Written task | Copy out each line featuring the string "value" from the entries beneath.

Supplied records |
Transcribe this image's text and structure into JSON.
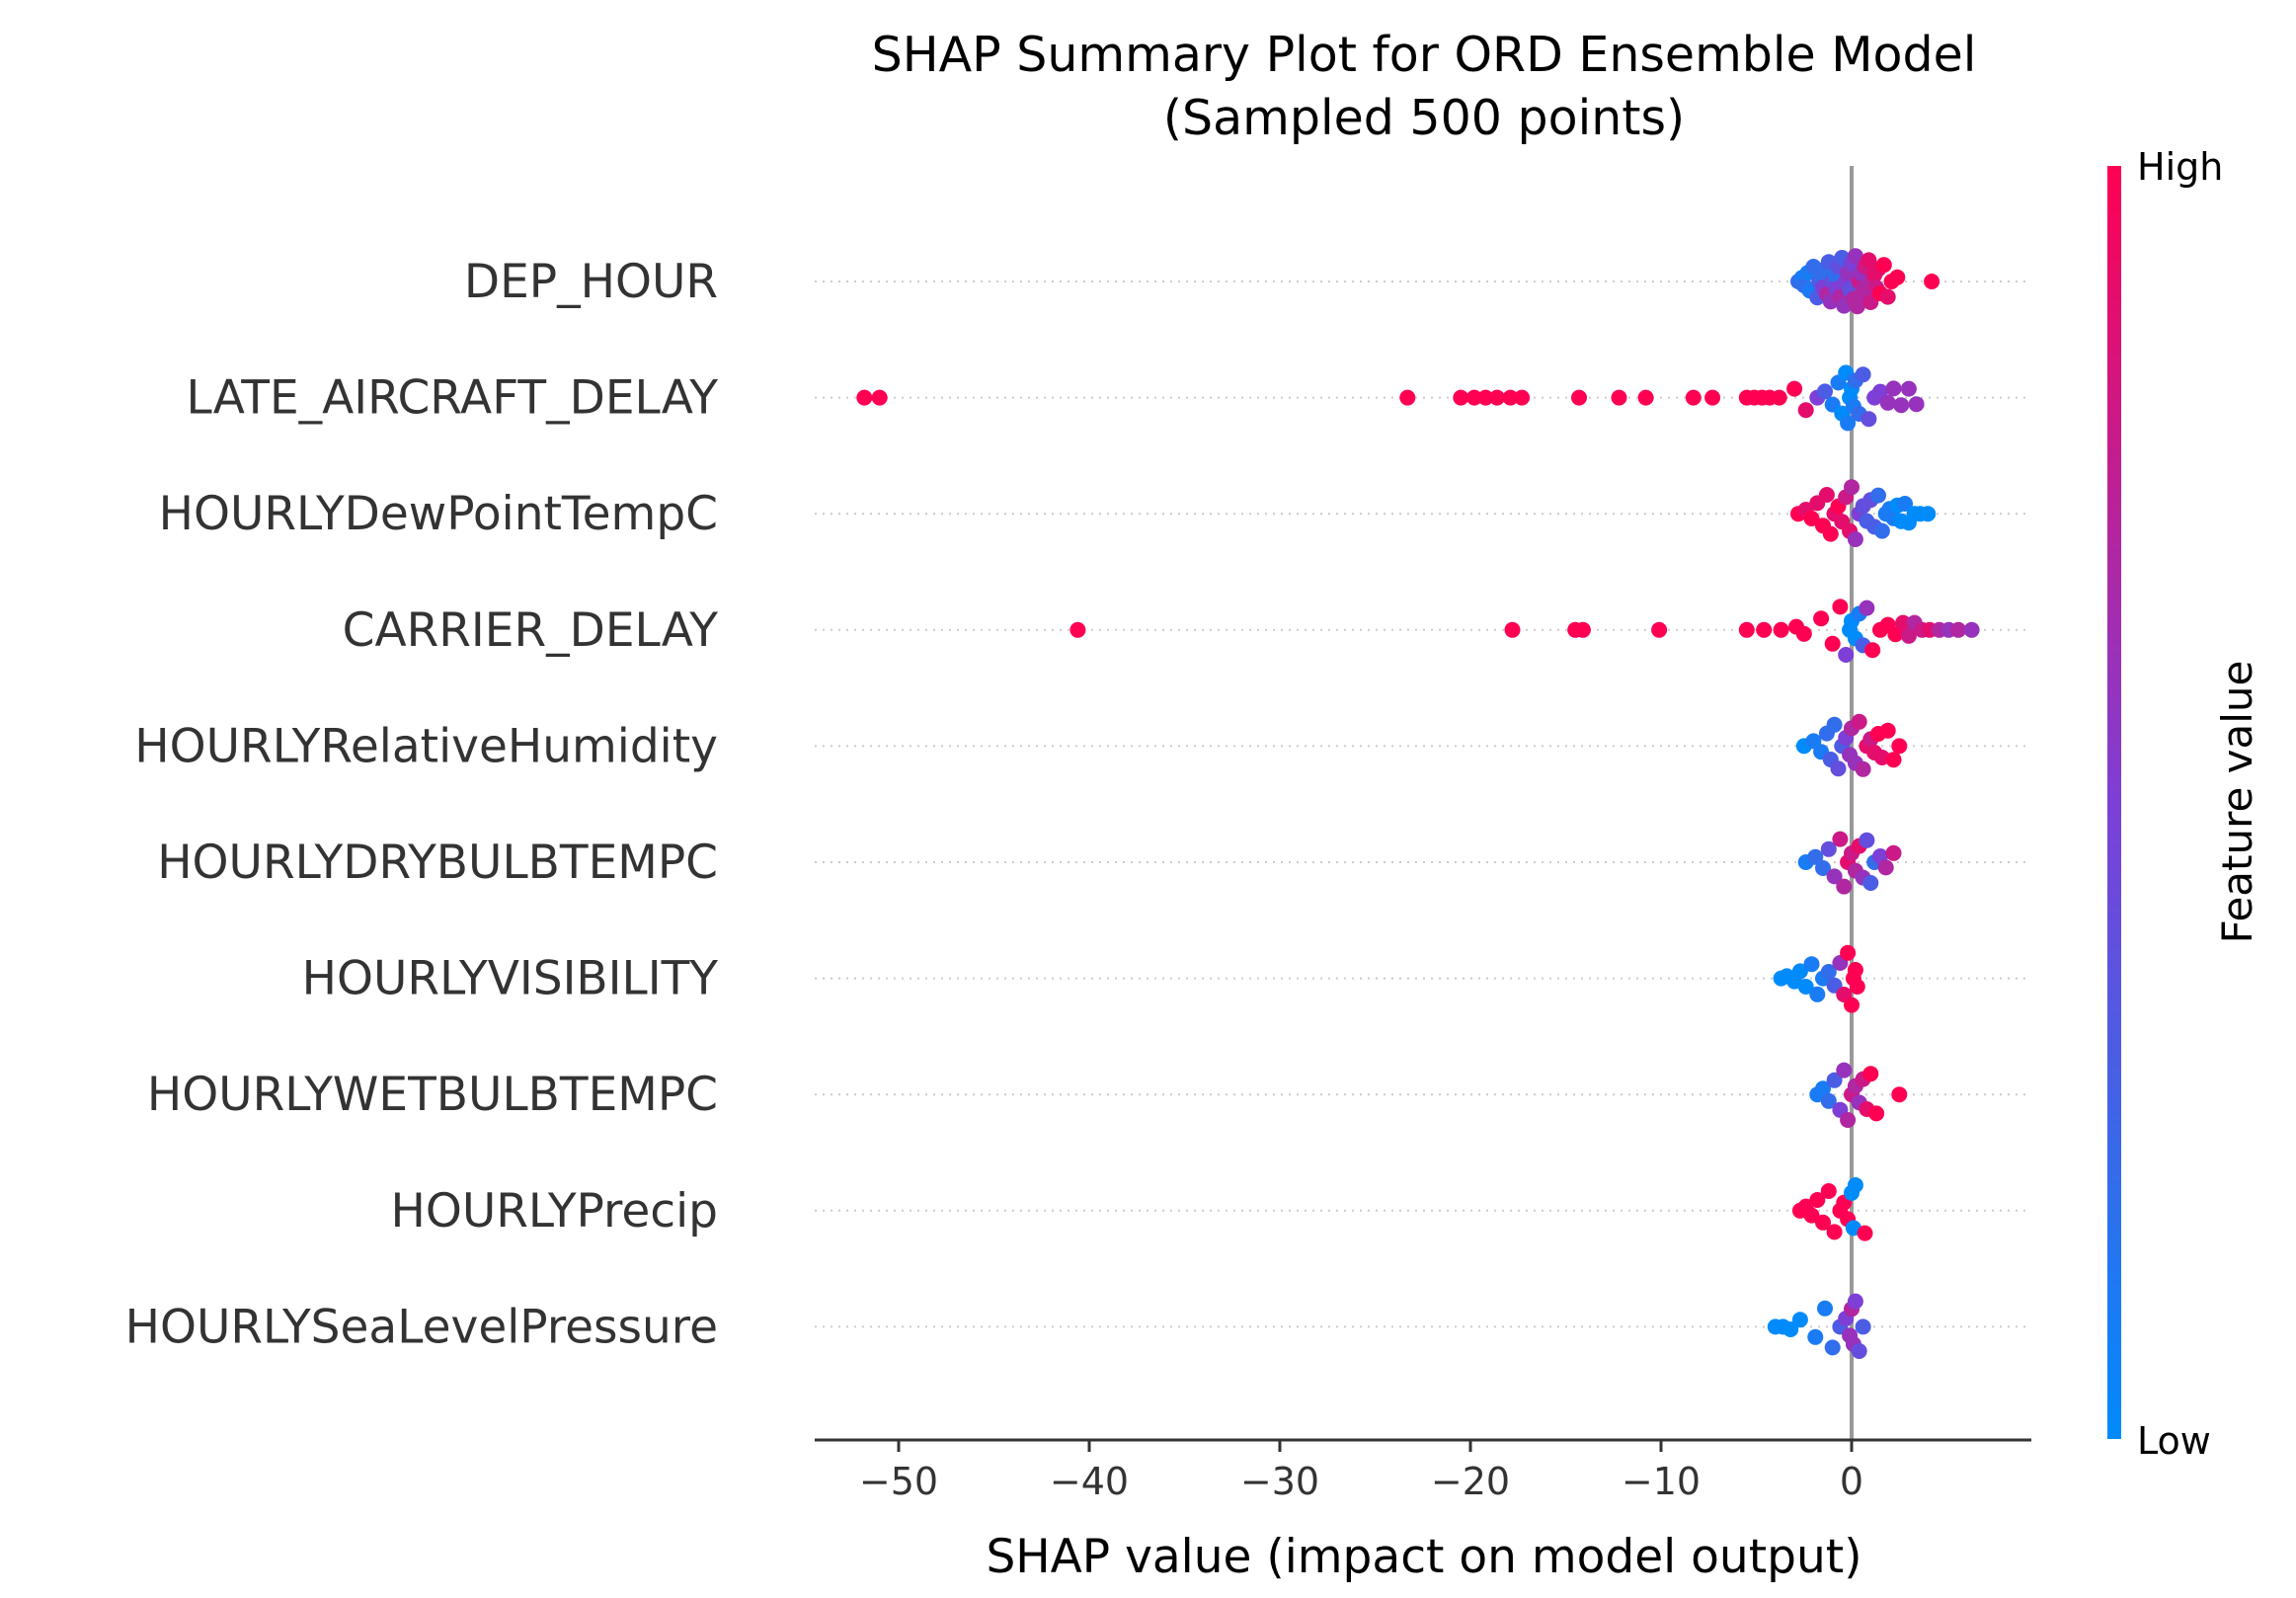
{
  "chart_data": {
    "type": "scatter",
    "title": [
      "SHAP Summary Plot for ORD Ensemble Model",
      "(Sampled 500 points)"
    ],
    "xlabel": "SHAP value (impact on model output)",
    "xlim": [
      -55,
      9
    ],
    "xticks": [
      -50,
      -40,
      -30,
      -20,
      -10,
      0
    ],
    "xtick_labels": [
      "−50",
      "−40",
      "−30",
      "−20",
      "−10",
      "0"
    ],
    "colorbar": {
      "title": "Feature value",
      "high_label": "High",
      "low_label": "Low",
      "high_color": "#ff0052",
      "mid_color": "#7d3fd6",
      "low_color": "#008bfb"
    },
    "features": [
      {
        "name": "DEP_HOUR",
        "points": [
          [
            -2.8,
            0.2
          ],
          [
            -2.6,
            0.1
          ],
          [
            -2.5,
            0.2
          ],
          [
            -2.3,
            0.1
          ],
          [
            -2.2,
            0.1
          ],
          [
            -2.0,
            0.2
          ],
          [
            -1.8,
            0.3
          ],
          [
            -1.7,
            0.3
          ],
          [
            -1.6,
            0.2
          ],
          [
            -1.5,
            0.5
          ],
          [
            -1.4,
            0.2
          ],
          [
            -1.3,
            0.7
          ],
          [
            -1.2,
            0.3
          ],
          [
            -1.1,
            0.6
          ],
          [
            -1.0,
            0.4
          ],
          [
            -0.9,
            0.2
          ],
          [
            -0.8,
            0.5
          ],
          [
            -0.7,
            0.4
          ],
          [
            -0.6,
            0.7
          ],
          [
            -0.5,
            0.3
          ],
          [
            -0.4,
            0.6
          ],
          [
            -0.3,
            0.5
          ],
          [
            -0.2,
            0.6
          ],
          [
            -0.1,
            0.4
          ],
          [
            0.0,
            0.5
          ],
          [
            0.1,
            0.7
          ],
          [
            0.2,
            0.6
          ],
          [
            0.3,
            0.7
          ],
          [
            0.4,
            0.8
          ],
          [
            0.5,
            0.6
          ],
          [
            0.6,
            0.7
          ],
          [
            0.7,
            0.8
          ],
          [
            0.8,
            0.7
          ],
          [
            0.9,
            0.9
          ],
          [
            1.0,
            0.8
          ],
          [
            1.1,
            0.7
          ],
          [
            1.2,
            0.9
          ],
          [
            1.3,
            0.8
          ],
          [
            1.4,
            0.9
          ],
          [
            1.5,
            1.0
          ],
          [
            1.7,
            1.0
          ],
          [
            1.9,
            0.9
          ],
          [
            2.1,
            1.0
          ],
          [
            2.4,
            1.0
          ],
          [
            4.2,
            1.0
          ]
        ]
      },
      {
        "name": "LATE_AIRCRAFT_DELAY",
        "points": [
          [
            -51.8,
            1.0
          ],
          [
            -51.0,
            1.0
          ],
          [
            -23.3,
            1.0
          ],
          [
            -20.5,
            1.0
          ],
          [
            -19.8,
            1.0
          ],
          [
            -19.2,
            1.0
          ],
          [
            -18.6,
            1.0
          ],
          [
            -17.9,
            1.0
          ],
          [
            -17.3,
            1.0
          ],
          [
            -14.3,
            1.0
          ],
          [
            -12.2,
            1.0
          ],
          [
            -10.8,
            1.0
          ],
          [
            -8.3,
            1.0
          ],
          [
            -7.3,
            1.0
          ],
          [
            -5.5,
            1.0
          ],
          [
            -5.1,
            1.0
          ],
          [
            -4.7,
            1.0
          ],
          [
            -4.3,
            1.0
          ],
          [
            -3.8,
            1.0
          ],
          [
            -3.0,
            1.0
          ],
          [
            -2.4,
            0.9
          ],
          [
            -1.8,
            0.5
          ],
          [
            -1.4,
            0.3
          ],
          [
            -1.0,
            0.1
          ],
          [
            -0.7,
            0.1
          ],
          [
            -0.5,
            0.0
          ],
          [
            -0.3,
            0.0
          ],
          [
            -0.2,
            0.1
          ],
          [
            -0.1,
            0.0
          ],
          [
            0.0,
            0.0
          ],
          [
            0.1,
            0.1
          ],
          [
            0.2,
            0.2
          ],
          [
            0.4,
            0.2
          ],
          [
            0.6,
            0.3
          ],
          [
            0.9,
            0.4
          ],
          [
            1.2,
            0.5
          ],
          [
            1.5,
            0.5
          ],
          [
            1.9,
            0.6
          ],
          [
            2.2,
            0.6
          ],
          [
            2.6,
            0.6
          ],
          [
            3.0,
            0.6
          ],
          [
            3.4,
            0.6
          ]
        ]
      },
      {
        "name": "HOURLYDewPointTempC",
        "points": [
          [
            -2.8,
            1.0
          ],
          [
            -2.4,
            0.9
          ],
          [
            -2.1,
            1.0
          ],
          [
            -1.8,
            0.9
          ],
          [
            -1.5,
            1.0
          ],
          [
            -1.3,
            0.9
          ],
          [
            -1.1,
            1.0
          ],
          [
            -0.9,
            0.9
          ],
          [
            -0.7,
            1.0
          ],
          [
            -0.5,
            0.9
          ],
          [
            -0.3,
            0.8
          ],
          [
            -0.1,
            0.9
          ],
          [
            0.0,
            0.7
          ],
          [
            0.2,
            0.6
          ],
          [
            0.4,
            0.5
          ],
          [
            0.6,
            0.4
          ],
          [
            0.8,
            0.3
          ],
          [
            1.0,
            0.4
          ],
          [
            1.2,
            0.3
          ],
          [
            1.4,
            0.2
          ],
          [
            1.6,
            0.2
          ],
          [
            1.8,
            0.1
          ],
          [
            2.0,
            0.1
          ],
          [
            2.2,
            0.1
          ],
          [
            2.4,
            0.0
          ],
          [
            2.6,
            0.0
          ],
          [
            2.8,
            0.1
          ],
          [
            3.0,
            0.0
          ],
          [
            3.3,
            0.0
          ],
          [
            3.6,
            0.0
          ],
          [
            4.0,
            0.0
          ]
        ]
      },
      {
        "name": "CARRIER_DELAY",
        "points": [
          [
            -40.6,
            1.0
          ],
          [
            -17.8,
            1.0
          ],
          [
            -14.5,
            1.0
          ],
          [
            -14.1,
            1.0
          ],
          [
            -10.1,
            1.0
          ],
          [
            -5.5,
            1.0
          ],
          [
            -4.6,
            1.0
          ],
          [
            -3.7,
            1.0
          ],
          [
            -2.9,
            1.0
          ],
          [
            -2.5,
            1.0
          ],
          [
            -1.6,
            1.0
          ],
          [
            -1.0,
            1.0
          ],
          [
            -0.6,
            1.0
          ],
          [
            -0.3,
            0.5
          ],
          [
            -0.1,
            0.0
          ],
          [
            0.0,
            0.0
          ],
          [
            0.2,
            0.0
          ],
          [
            0.4,
            0.1
          ],
          [
            0.6,
            0.3
          ],
          [
            0.8,
            0.6
          ],
          [
            1.1,
            1.0
          ],
          [
            1.5,
            1.0
          ],
          [
            1.9,
            1.0
          ],
          [
            2.3,
            1.0
          ],
          [
            2.7,
            0.9
          ],
          [
            3.0,
            0.8
          ],
          [
            3.3,
            0.7
          ],
          [
            3.7,
            0.8
          ],
          [
            4.1,
            0.9
          ],
          [
            4.6,
            0.7
          ],
          [
            5.1,
            0.6
          ],
          [
            5.6,
            0.7
          ],
          [
            6.3,
            0.6
          ]
        ]
      },
      {
        "name": "HOURLYRelativeHumidity",
        "points": [
          [
            -2.5,
            0.0
          ],
          [
            -2.0,
            0.1
          ],
          [
            -1.6,
            0.1
          ],
          [
            -1.3,
            0.2
          ],
          [
            -1.1,
            0.3
          ],
          [
            -0.9,
            0.2
          ],
          [
            -0.7,
            0.4
          ],
          [
            -0.5,
            0.3
          ],
          [
            -0.3,
            0.5
          ],
          [
            -0.1,
            0.6
          ],
          [
            0.0,
            0.7
          ],
          [
            0.2,
            0.6
          ],
          [
            0.4,
            0.8
          ],
          [
            0.6,
            0.7
          ],
          [
            0.8,
            0.9
          ],
          [
            1.0,
            0.8
          ],
          [
            1.2,
            0.9
          ],
          [
            1.4,
            1.0
          ],
          [
            1.6,
            0.9
          ],
          [
            1.9,
            1.0
          ],
          [
            2.2,
            1.0
          ],
          [
            2.5,
            1.0
          ]
        ]
      },
      {
        "name": "HOURLYDRYBULBTEMPC",
        "points": [
          [
            -2.4,
            0.1
          ],
          [
            -1.9,
            0.2
          ],
          [
            -1.5,
            0.2
          ],
          [
            -1.2,
            0.4
          ],
          [
            -0.9,
            0.6
          ],
          [
            -0.6,
            0.8
          ],
          [
            -0.4,
            0.7
          ],
          [
            -0.2,
            0.9
          ],
          [
            0.0,
            0.8
          ],
          [
            0.2,
            0.7
          ],
          [
            0.4,
            0.9
          ],
          [
            0.6,
            0.6
          ],
          [
            0.8,
            0.4
          ],
          [
            1.0,
            0.3
          ],
          [
            1.2,
            0.2
          ],
          [
            1.5,
            0.5
          ],
          [
            1.8,
            0.7
          ],
          [
            2.2,
            0.8
          ]
        ]
      },
      {
        "name": "HOURLYVISIBILITY",
        "points": [
          [
            -3.7,
            0.0
          ],
          [
            -3.4,
            0.0
          ],
          [
            -3.0,
            0.0
          ],
          [
            -2.7,
            0.0
          ],
          [
            -2.4,
            0.0
          ],
          [
            -2.1,
            0.1
          ],
          [
            -1.8,
            0.1
          ],
          [
            -1.5,
            0.1
          ],
          [
            -1.2,
            0.2
          ],
          [
            -0.9,
            0.3
          ],
          [
            -0.6,
            0.6
          ],
          [
            -0.4,
            0.9
          ],
          [
            -0.2,
            1.0
          ],
          [
            0.0,
            1.0
          ],
          [
            0.1,
            1.0
          ],
          [
            0.2,
            1.0
          ],
          [
            0.3,
            1.0
          ]
        ]
      },
      {
        "name": "HOURLYWETBULBTEMPC",
        "points": [
          [
            -1.8,
            0.1
          ],
          [
            -1.5,
            0.1
          ],
          [
            -1.2,
            0.2
          ],
          [
            -0.9,
            0.3
          ],
          [
            -0.6,
            0.5
          ],
          [
            -0.4,
            0.6
          ],
          [
            -0.2,
            0.7
          ],
          [
            0.0,
            0.8
          ],
          [
            0.2,
            0.7
          ],
          [
            0.4,
            0.6
          ],
          [
            0.6,
            0.8
          ],
          [
            0.8,
            0.9
          ],
          [
            1.0,
            1.0
          ],
          [
            1.3,
            1.0
          ],
          [
            2.5,
            1.0
          ]
        ]
      },
      {
        "name": "HOURLYPrecip",
        "points": [
          [
            -2.7,
            1.0
          ],
          [
            -2.4,
            1.0
          ],
          [
            -2.1,
            1.0
          ],
          [
            -1.8,
            1.0
          ],
          [
            -1.5,
            1.0
          ],
          [
            -1.2,
            1.0
          ],
          [
            -0.9,
            1.0
          ],
          [
            -0.6,
            1.0
          ],
          [
            -0.4,
            1.0
          ],
          [
            -0.2,
            1.0
          ],
          [
            0.0,
            0.0
          ],
          [
            0.1,
            0.0
          ],
          [
            0.2,
            0.0
          ],
          [
            0.7,
            1.0
          ]
        ]
      },
      {
        "name": "HOURLYSeaLevelPressure",
        "points": [
          [
            -4.0,
            0.0
          ],
          [
            -3.6,
            0.0
          ],
          [
            -3.2,
            0.0
          ],
          [
            -2.7,
            0.0
          ],
          [
            -1.9,
            0.1
          ],
          [
            -1.4,
            0.1
          ],
          [
            -1.0,
            0.2
          ],
          [
            -0.6,
            0.3
          ],
          [
            -0.3,
            0.5
          ],
          [
            -0.1,
            0.6
          ],
          [
            0.0,
            0.7
          ],
          [
            0.1,
            0.6
          ],
          [
            0.2,
            0.5
          ],
          [
            0.4,
            0.4
          ],
          [
            0.6,
            0.3
          ]
        ]
      }
    ]
  }
}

Solution to the exercise |
    "xlabel": "SHAP value (impact on model output)",
      "title": "Feature value",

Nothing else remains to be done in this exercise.